Items from a dataset:
___

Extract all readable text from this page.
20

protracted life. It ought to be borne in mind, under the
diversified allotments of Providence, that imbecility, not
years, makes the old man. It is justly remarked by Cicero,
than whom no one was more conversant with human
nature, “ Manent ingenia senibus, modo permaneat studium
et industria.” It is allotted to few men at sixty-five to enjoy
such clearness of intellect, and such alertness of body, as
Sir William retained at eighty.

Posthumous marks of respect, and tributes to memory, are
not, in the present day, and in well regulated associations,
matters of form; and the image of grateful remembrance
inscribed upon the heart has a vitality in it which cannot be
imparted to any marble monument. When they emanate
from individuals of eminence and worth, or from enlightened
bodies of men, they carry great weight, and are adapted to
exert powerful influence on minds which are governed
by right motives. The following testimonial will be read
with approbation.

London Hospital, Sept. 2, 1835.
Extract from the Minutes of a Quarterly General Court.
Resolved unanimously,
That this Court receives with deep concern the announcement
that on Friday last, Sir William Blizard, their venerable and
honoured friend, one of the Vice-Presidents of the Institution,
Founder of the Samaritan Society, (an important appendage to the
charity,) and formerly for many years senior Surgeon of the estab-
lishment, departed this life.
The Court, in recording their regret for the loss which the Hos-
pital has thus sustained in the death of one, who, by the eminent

___

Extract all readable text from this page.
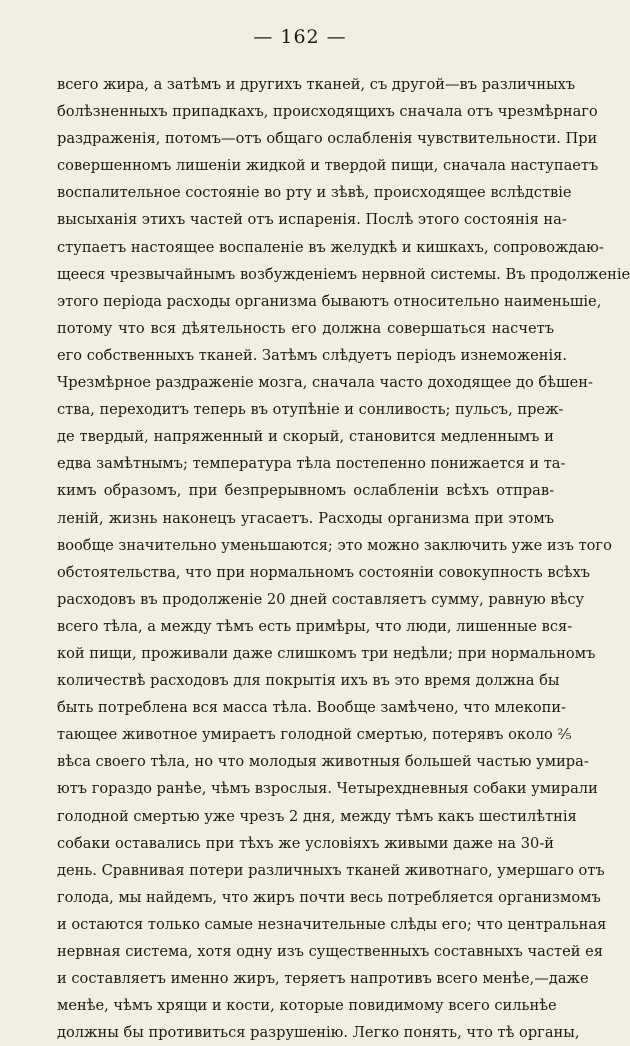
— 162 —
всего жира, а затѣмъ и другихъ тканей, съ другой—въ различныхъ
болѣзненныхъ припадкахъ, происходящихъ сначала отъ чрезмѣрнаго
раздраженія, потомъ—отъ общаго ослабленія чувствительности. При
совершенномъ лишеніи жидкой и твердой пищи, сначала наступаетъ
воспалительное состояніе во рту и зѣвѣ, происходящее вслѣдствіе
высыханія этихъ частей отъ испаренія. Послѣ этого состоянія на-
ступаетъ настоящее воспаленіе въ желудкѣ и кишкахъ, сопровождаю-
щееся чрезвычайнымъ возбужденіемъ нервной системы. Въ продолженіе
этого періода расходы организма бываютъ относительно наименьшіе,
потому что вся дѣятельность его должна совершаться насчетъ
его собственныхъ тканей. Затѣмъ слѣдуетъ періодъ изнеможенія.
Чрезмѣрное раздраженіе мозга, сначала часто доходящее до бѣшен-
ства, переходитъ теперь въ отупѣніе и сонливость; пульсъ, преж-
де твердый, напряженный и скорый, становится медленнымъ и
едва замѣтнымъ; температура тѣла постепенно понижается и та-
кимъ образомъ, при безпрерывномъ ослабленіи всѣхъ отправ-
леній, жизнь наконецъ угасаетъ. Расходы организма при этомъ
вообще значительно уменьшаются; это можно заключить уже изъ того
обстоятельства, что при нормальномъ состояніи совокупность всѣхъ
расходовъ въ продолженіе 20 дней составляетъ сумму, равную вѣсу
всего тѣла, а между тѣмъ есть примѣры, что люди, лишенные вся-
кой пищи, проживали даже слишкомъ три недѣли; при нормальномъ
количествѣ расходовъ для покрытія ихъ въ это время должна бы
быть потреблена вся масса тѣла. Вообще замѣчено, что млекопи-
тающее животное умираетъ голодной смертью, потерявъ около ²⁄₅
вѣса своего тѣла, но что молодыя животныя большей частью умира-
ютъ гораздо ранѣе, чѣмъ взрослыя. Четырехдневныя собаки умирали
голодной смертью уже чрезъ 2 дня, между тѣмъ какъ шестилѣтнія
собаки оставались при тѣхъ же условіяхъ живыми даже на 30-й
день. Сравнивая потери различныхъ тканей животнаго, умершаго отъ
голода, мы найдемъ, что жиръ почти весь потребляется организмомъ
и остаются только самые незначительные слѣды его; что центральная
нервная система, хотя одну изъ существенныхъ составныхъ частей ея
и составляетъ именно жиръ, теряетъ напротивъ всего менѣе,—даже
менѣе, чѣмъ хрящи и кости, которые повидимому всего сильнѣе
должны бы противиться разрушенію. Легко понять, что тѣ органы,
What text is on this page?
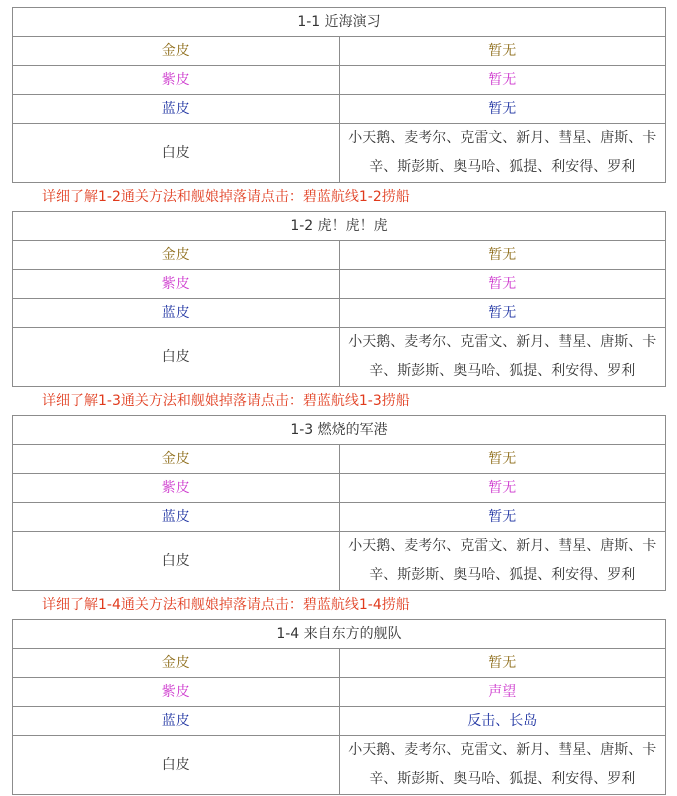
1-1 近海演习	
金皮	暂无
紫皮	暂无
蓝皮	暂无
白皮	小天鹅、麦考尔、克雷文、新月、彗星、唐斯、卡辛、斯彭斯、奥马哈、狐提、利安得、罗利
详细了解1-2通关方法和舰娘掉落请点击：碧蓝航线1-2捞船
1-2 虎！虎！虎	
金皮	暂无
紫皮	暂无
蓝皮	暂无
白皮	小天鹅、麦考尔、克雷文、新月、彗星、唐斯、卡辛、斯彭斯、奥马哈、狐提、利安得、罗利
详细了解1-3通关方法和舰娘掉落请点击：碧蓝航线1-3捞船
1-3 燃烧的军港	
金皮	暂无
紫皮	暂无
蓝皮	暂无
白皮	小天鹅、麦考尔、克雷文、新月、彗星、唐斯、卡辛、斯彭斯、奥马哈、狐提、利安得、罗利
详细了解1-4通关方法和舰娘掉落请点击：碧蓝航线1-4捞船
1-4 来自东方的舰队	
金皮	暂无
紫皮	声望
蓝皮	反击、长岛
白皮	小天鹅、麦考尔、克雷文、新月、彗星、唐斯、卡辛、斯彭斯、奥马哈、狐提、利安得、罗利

___

▶ **EXERCISE INSTRUCTIONS**
Display every line of the listing that contains the string "расходовъ".

▶ **RESPONSE TO THIS EXERCISE**
расходовъ въ продолженіе 20 дней составляетъ сумму, равную вѣсу
количествѣ расходовъ для покрытія ихъ въ это время должна бы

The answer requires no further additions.